**COMPITI DA SVOLGERE:**
1. Elenca tutti i dati della crisi che il brano sulla comunità in Sardegna allinea nel suo elenco numerato.
2. Prosegui il brano sulla comunità in Sardegna a partire dalla sua ultima frase.

**BRANO FORNITO:**
____________

In Sardegna, nella Sardegna che abbiamo conosciuto da ragazzi, comunque, la comunità era un dato certo, il quadro naturale dello svolgersi stesso dell’esistenza delle donne e degli uomini. Comunità (cioè prossimità tra famiglie e individui), condivisione dell’esperienza, senso di appartenenza al gruppo. Esisteva la dimensione comunitaria del paese, ma anche quella del mestiere e della classe, della partecipazione civica e religiosa, dello svago in comune.
Esistevano i beni comuni, per quanto in presenza di uno spiccatissimo senso della proprietà privata (lo testimoniano le cause intentate nel corso dei decenni scorsi su questioni anche minime inerenti la proprietà: la Sardegna ha il record tra le regioni italiane); ma esisteva al tempo stesso l’idea comune della Sardegna: che è stata, in modo non retorico, all’origine di quel vasto e radicato movimento popolare del Novecento che chiamiamo l’autonomismo sardo (o sardista, se si vuole riferirsi al partito e all’ideologia che nel lontanissimo primo dopoguerra vi dato per la prima volta fiato).
Comunità, comunitario, comune, sono state parole non vane nella Sardegna che abbiamo alle spalle. Hanno per così dire “tenuto”, e hanno costituito un collante importante, sul quale si sono radicati i partiti popolari del Novecento e si è potuto distendere, come in un letto accogliente, il lessico nuovo della politica moderna.
Possiamo dire, allora, che la crisi della Sardegna (più in generale la crisi della politica nella realtà contemporanea, ma a noi qui interessa parlare della Sardegna) nasce precisamente su questo terreno? Da quello che io chiamerei un deficit di spirito comunitario?
Vediamo. Proviamo ad allineare per ora i dati della crisi. 1) Il tramonto della Regione come fulcro della comunità regionale (il top di quella concezione io lo vedo nei governi di unità autonomistica degli ultimi decenni del Novecento, con l’apertura a sinistra e la leadership dei morotei nella Democrazia cristiana) e la sua trasformazione in ente burocratico di erogazione finanziaria; 2) l’eclissi dei partiti politici come comunità omogenee costruite attorno a identità di classe e/o ideologiche; 3) la crisi della Chiesa come insieme di aggregazioni sul territorio di comunità di fedeli; 4) la crisi della comunità paesana, per effetto del processo di svuotamento dei paesi, della loro riduzione in molti casi a dormitori di individui occupati in attività esterne al paese; 5) la desertificazione delle zone interne per effetto dei processi di inurbamento.

____________

**VOCI ESTRATTE:**
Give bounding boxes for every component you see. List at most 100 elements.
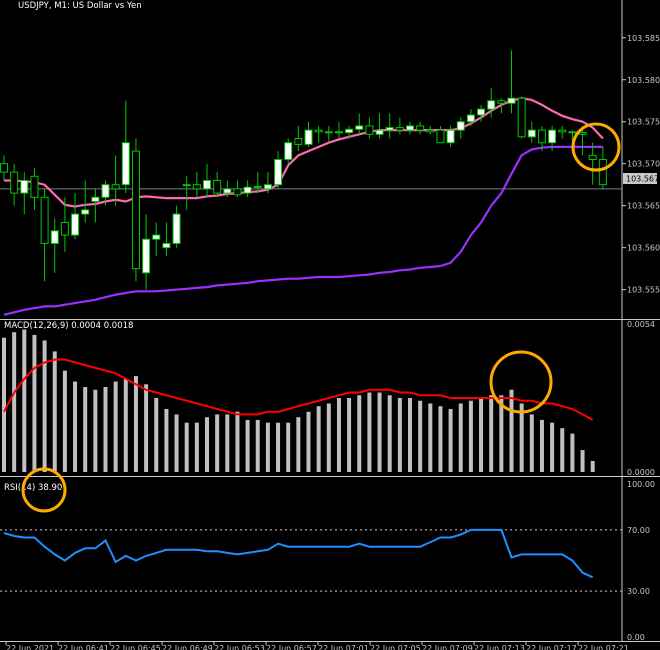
time-tick-label: 22 Jun 06:45: [110, 644, 161, 650]
macd-histogram-bar: [245, 419, 250, 472]
macd-histogram-bar: [164, 408, 169, 472]
candle-body: [345, 128, 354, 134]
macd-histogram-bar: [103, 387, 108, 472]
macd-histogram-bar: [387, 395, 392, 472]
macd-histogram-bar: [428, 403, 433, 472]
candle-body: [213, 179, 222, 194]
rsi-panel[interactable]: 100.00 70.00 30.00 0.00: [0, 480, 655, 642]
macd-histogram-bar: [489, 395, 494, 472]
macd-scale-label: 0.0000: [627, 468, 655, 477]
candle-body: [416, 125, 425, 131]
macd-histogram-bar: [133, 376, 138, 472]
macd-histogram-bar: [2, 337, 6, 472]
macd-histogram-bar: [93, 389, 98, 472]
macd-histogram-bar: [418, 400, 423, 472]
candle-body: [40, 196, 49, 244]
macd-histogram-bar: [215, 414, 220, 472]
candle-body: [456, 121, 465, 131]
price-tick-label: 103.575: [627, 118, 660, 127]
candle-body: [50, 230, 59, 244]
candle-body: [233, 188, 242, 196]
price-tick-label: 103.580: [627, 76, 660, 85]
candle-body: [10, 171, 19, 194]
candle-body: [517, 97, 526, 138]
macd-histogram-bar: [83, 387, 88, 472]
macd-histogram-bar: [326, 403, 331, 472]
time-tick-label: 22 Jun 07:21: [578, 644, 629, 650]
candle-body: [60, 221, 69, 236]
candle-body: [71, 213, 80, 236]
candle-body: [507, 97, 516, 104]
candle-body: [294, 138, 303, 145]
time-tick-label: 22 Jun 06:53: [214, 644, 265, 650]
macd-signal-line: [3, 358, 594, 421]
candle-body: [477, 108, 486, 116]
macd-histogram-bar: [184, 422, 189, 472]
time-tick-label: 22 Jun 07:05: [370, 644, 421, 650]
macd-histogram-bar: [276, 422, 281, 472]
price-tick-label: 103.585: [627, 34, 660, 43]
candle-body: [243, 186, 252, 194]
candle-body: [111, 184, 120, 190]
time-tick-label: 22 Jun 06:41: [58, 644, 109, 650]
candle-body: [284, 142, 293, 160]
candle-body: [466, 114, 475, 123]
candle-body: [30, 175, 39, 198]
time-tick-label: 22 Jun 07:09: [422, 644, 473, 650]
macd-histogram-bar: [539, 419, 544, 472]
macd-histogram-bar: [529, 414, 534, 472]
macd-panel[interactable]: 0.0054 0.0000: [2, 320, 655, 477]
candle-body: [365, 125, 374, 135]
macd-scale-label: 0.0054: [627, 320, 655, 329]
rsi-label: RSI(14) 38.90: [4, 483, 62, 493]
candle-body: [548, 129, 557, 144]
rsi-line: [3, 528, 594, 579]
candle-body: [223, 188, 232, 194]
candle-body: [558, 129, 567, 133]
chart-canvas[interactable]: 103.585 103.580 103.575 103.570 103.565 103.5…: [0, 0, 660, 650]
candle-body: [375, 129, 384, 135]
macd-histogram-bar: [194, 422, 199, 472]
macd-histogram-bar: [73, 381, 78, 472]
time-axis: 22 Jun 2021 22 Jun 06:41 22 Jun 06:45 22 Ju…: [5, 641, 629, 650]
macd-histogram-bar: [397, 398, 402, 472]
candle-body: [91, 196, 100, 202]
rsi-scale-label: 100.00: [627, 480, 655, 489]
price-tick-label: 103.555: [627, 286, 660, 295]
candle-body: [152, 234, 161, 240]
macd-histogram-bar: [32, 334, 37, 472]
price-tick-label: 103.570: [627, 160, 660, 169]
macd-histogram-bar: [458, 403, 463, 472]
candle-body: [598, 159, 607, 186]
candle-body: [537, 129, 546, 144]
price-panel[interactable]: 103.585 103.580 103.575 103.570 103.565 103.5…: [0, 34, 660, 316]
candle-body: [81, 209, 90, 215]
candle-body: [426, 129, 435, 133]
candle-body: [334, 131, 343, 134]
macd-histogram-bar: [519, 403, 524, 472]
time-tick-label: 22 Jun 07:13: [474, 644, 525, 650]
macd-histogram-bar: [479, 398, 484, 472]
highlight-circle: [489, 350, 553, 414]
time-tick-label: 22 Jun 07:17: [526, 644, 577, 650]
candle-body: [436, 129, 445, 144]
macd-histogram-bar: [42, 340, 47, 472]
macd-histogram-bar: [336, 398, 341, 472]
trading-chart-window[interactable]: 103.585 103.580 103.575 103.570 103.565 103.5…: [0, 0, 660, 650]
macd-histogram-bar: [235, 411, 240, 472]
candle-body: [101, 184, 110, 198]
macd-histogram-bar: [590, 461, 595, 472]
macd-histogram-bar: [570, 433, 575, 472]
rsi-scale-label: 70.00: [627, 526, 650, 535]
macd-histogram-bar: [357, 395, 362, 472]
candle-body: [385, 127, 394, 131]
candle-body: [314, 129, 323, 133]
macd-histogram-bar: [12, 332, 17, 472]
macd-histogram-bar: [255, 419, 260, 472]
macd-histogram-bar: [296, 417, 301, 472]
candle-body: [182, 184, 191, 187]
macd-histogram-bar: [113, 381, 118, 472]
macd-histogram-bar: [580, 450, 585, 472]
candle-body: [263, 184, 272, 190]
macd-histogram-bar: [347, 398, 352, 472]
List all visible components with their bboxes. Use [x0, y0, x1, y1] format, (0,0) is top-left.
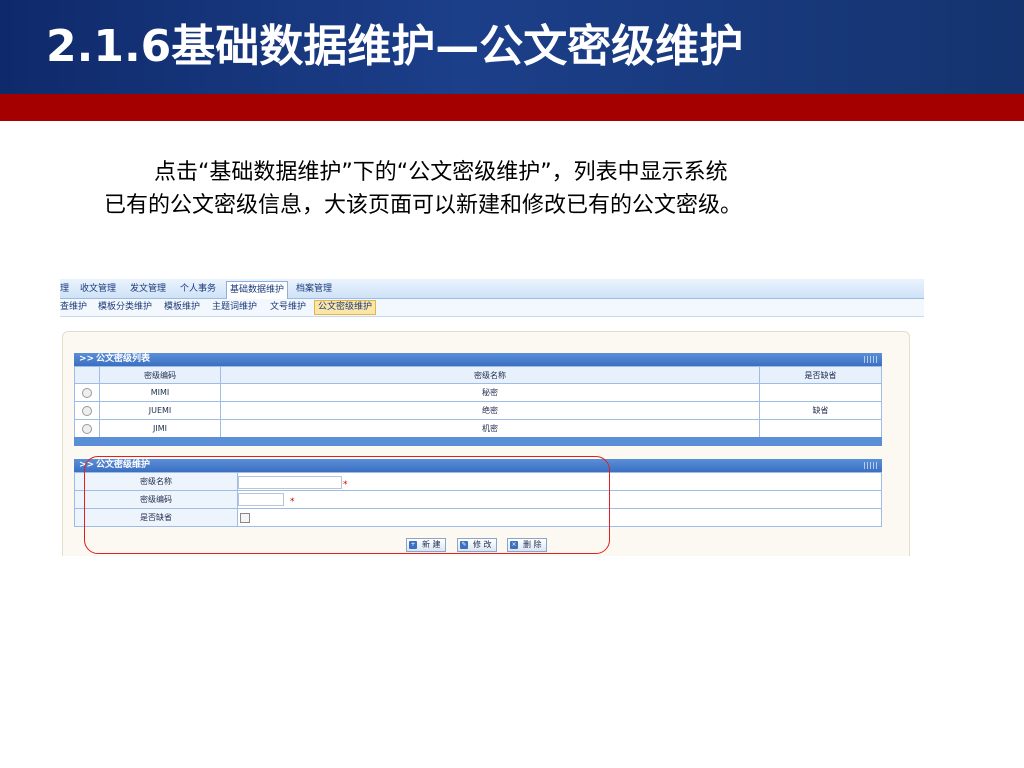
cell-name: 绝密: [220, 401, 760, 420]
table-row[interactable]: JIMI 机密: [74, 419, 882, 438]
radio-button[interactable]: [82, 405, 92, 416]
row-select[interactable]: [74, 419, 100, 438]
title-text: 基础数据维护: [171, 21, 436, 72]
list-panel-title: 公文密级列表: [96, 354, 151, 364]
table-header-row: 密级编码 密级名称 是否缺省: [74, 366, 882, 384]
tab-partial[interactable]: 理: [60, 282, 69, 297]
title-separator: —: [435, 21, 480, 72]
subtab-template[interactable]: 模板维护: [164, 301, 200, 314]
highlight-oval: [84, 456, 610, 554]
cell-code: JIMI: [99, 419, 221, 438]
column-header-code: 密级编码: [99, 366, 221, 384]
collapse-chevron-icon[interactable]: >>: [79, 353, 94, 366]
select-column-header: [74, 366, 100, 384]
header-red-bar: [0, 94, 1024, 121]
tab-send-docs[interactable]: 发文管理: [130, 282, 166, 297]
subtab-doc-number[interactable]: 文号维护: [270, 301, 306, 314]
cell-default: [759, 419, 882, 438]
cell-default: [759, 383, 882, 402]
list-panel-footer: [74, 437, 882, 446]
radio-button[interactable]: [82, 423, 92, 434]
description-line-2: 已有的公文密级信息，大该页面可以新建和修改已有的公文密级。: [104, 193, 743, 218]
description-line-1: 点击“基础数据维护”下的“公文密级维护”，列表中显示系统: [154, 160, 728, 185]
cell-code: MIMI: [99, 383, 221, 402]
tab-receive-docs[interactable]: 收文管理: [80, 282, 116, 297]
tab-personal[interactable]: 个人事务: [180, 282, 216, 297]
column-header-default: 是否缺省: [759, 366, 882, 384]
cell-code: JUEMI: [99, 401, 221, 420]
security-level-table: 密级编码 密级名称 是否缺省 MIMI 秘密 JUEMI 绝密 缺省 JIMI …: [74, 366, 882, 438]
cell-name: 机密: [220, 419, 760, 438]
top-navigation: 理 收文管理 发文管理 个人事务 基础数据维护 档案管理: [60, 279, 924, 299]
subtab-partial[interactable]: 查维护: [60, 301, 87, 314]
row-select[interactable]: [74, 383, 100, 402]
subtab-template-category[interactable]: 模板分类维护: [98, 301, 152, 314]
radio-button[interactable]: [82, 387, 92, 398]
table-row[interactable]: JUEMI 绝密 缺省: [74, 401, 882, 420]
table-row[interactable]: MIMI 秘密: [74, 383, 882, 402]
slide-description: 点击“基础数据维护”下的“公文密级维护”，列表中显示系统 已有的公文密级信息，大…: [104, 156, 894, 222]
row-select[interactable]: [74, 401, 100, 420]
grip-icon: [864, 462, 878, 469]
column-header-name: 密级名称: [220, 366, 760, 384]
slide-header: 2.1.6基础数据维护—公文密级维护: [0, 0, 1024, 94]
list-panel-header: >> 公文密级列表: [74, 353, 882, 366]
subtab-security-level[interactable]: 公文密级维护: [314, 300, 377, 315]
tab-archives[interactable]: 档案管理: [296, 282, 332, 297]
title-subtitle: 公文密级维护: [479, 21, 744, 72]
title-number: 2.1.6: [46, 21, 172, 72]
slide-title: 2.1.6基础数据维护—公文密级维护: [46, 18, 743, 76]
cell-name: 秘密: [220, 383, 760, 402]
cell-default: 缺省: [759, 401, 882, 420]
sub-navigation: 查维护 模板分类维护 模板维护 主题词维护 文号维护 公文密级维护: [60, 299, 924, 317]
grip-icon: [864, 356, 878, 363]
tab-basic-data[interactable]: 基础数据维护: [226, 281, 289, 299]
subtab-keywords[interactable]: 主题词维护: [212, 301, 257, 314]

____________

**RISPOSTE ATTESE:**
1.
1) Il tramonto della Regione come fulcro della comunità regionale e la sua trasformazione in ente burocratico di erogazione finanziaria.
2) L'eclissi dei partiti politici come comunità omogenee costruite attorno a identità di classe e/o ideologiche.
3) La crisi della Chiesa come insieme di aggregazioni sul territorio di comunità di fedeli.
4) La crisi della comunità paesana, per effetto dello svuotamento dei paesi e della loro riduzione in molti casi a dormitori di individui occupati in attività esterne al paese.
5) La desertificazione delle zone interne per effetto dei processi di inurbamento.

2.
Politiche recenti, anche recentissime (come ad esempio la tendenza a tagliare le scuole o i presidi di forza pubblica o i tribunali nelle aree interne periferiche) accelerano questi processi.
Che vanno invece contrastati, ma con intelligente capacità di discernere. Perché un conto è lo stato di un piccolo comune montano, aggravato da strade impossibili, in stagioni e condizioni metereologi che difficili; un altro quello del piccolo comune di pianura, servito da un reticolo stradale, situato a ragionevole distanza da centri maggiori. Una visione realistica del tessuto istituzionale deve misurare le distanze geografiche, ma non in astratto sulla carta bensì in concreto sull’esperienza delle popolazioni. E deve di volta in volta saper scegliere: dove il mantenimento dei servizi anche per densità demografiche minime, dove la loro concentrazione in aree vaste intercomunali, dotate di servizi e comunicazioni efficienti, con vocazione all’integrazione reciproca.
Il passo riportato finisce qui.